▸ WHAT IS BEING ASKED
Write out the entire listing below exactly as it appears, minus any pictures.

--- start of PROVIDED INFORMATION ---

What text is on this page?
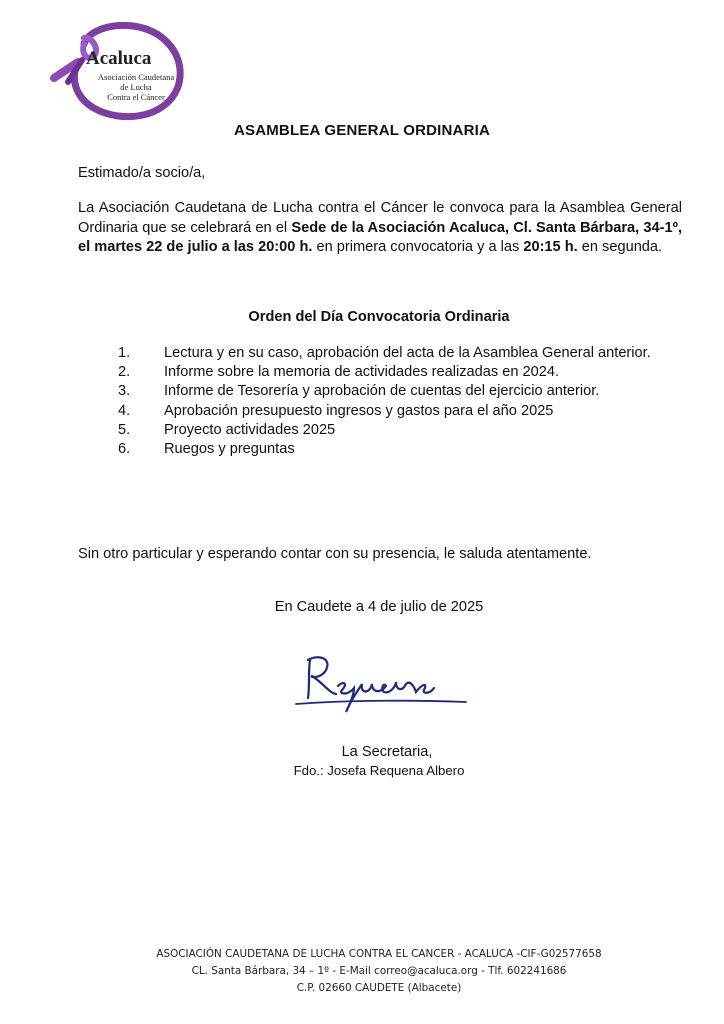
Acaluca
Asociación Caudetana
de Lucha
Contra el Cáncer
ASAMBLEA GENERAL ORDINARIA
Estimado/a socio/a,
La Asociación Caudetana de Lucha contra el Cáncer le convoca para la Asamblea General Ordinaria que se celebrará en el Sede de la Asociación Acaluca, Cl. Santa Bárbara, 34-1º, el martes 22 de julio a las 20:00 h. en primera convocatoria y a las 20:15 h. en segunda.
Orden del Día Convocatoria Ordinaria
1.	Lectura y en su caso, aprobación del acta de la Asamblea General anterior.
2.	Informe sobre la memoria de actividades realizadas en 2024.
3.	Informe de Tesorería y aprobación de cuentas del ejercicio anterior.
4.	Aprobación presupuesto ingresos y gastos para el año 2025
5.	Proyecto actividades 2025
6.	Ruegos y preguntas
Sin otro particular y esperando contar con su presencia, le saluda atentamente.
En Caudete a 4 de julio de 2025
La Secretaria,
Fdo.: Josefa Requena Albero
ASOCIACIÓN CAUDETANA DE LUCHA CONTRA EL CANCER - ACALUCA -CIF-G02577658
CL. Santa Bárbara, 34 – 1º - E-Mail correo@acaluca.org - Tlf. 602241686
C.P. 02660 CAUDETE (Albacete)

--- end of PROVIDED INFORMATION ---

▸ ANSWER FOR THE TASK
What text is on this page?
Acaluca
Asociación Caudetana
de Lucha
Contra el Cáncer
ASAMBLEA GENERAL ORDINARIA
Estimado/a socio/a,
La Asociación Caudetana de Lucha contra el Cáncer le convoca para la Asamblea General Ordinaria que se celebrará en el Sede de la Asociación Acaluca, Cl. Santa Bárbara, 34-1º, el martes 22 de julio a las 20:00 h. en primera convocatoria y a las 20:15 h. en segunda.
Orden del Día Convocatoria Ordinaria
1.	Lectura y en su caso, aprobación del acta de la Asamblea General anterior.
2.	Informe sobre la memoria de actividades realizadas en 2024.
3.	Informe de Tesorería y aprobación de cuentas del ejercicio anterior.
4.	Aprobación presupuesto ingresos y gastos para el año 2025
5.	Proyecto actividades 2025
6.	Ruegos y preguntas
Sin otro particular y esperando contar con su presencia, le saluda atentamente.
En Caudete a 4 de julio de 2025
La Secretaria,
Fdo.: Josefa Requena Albero
ASOCIACIÓN CAUDETANA DE LUCHA CONTRA EL CANCER - ACALUCA -CIF-G02577658
CL. Santa Bárbara, 34 – 1º - E-Mail correo@acaluca.org - Tlf. 602241686
C.P. 02660 CAUDETE (Albacete)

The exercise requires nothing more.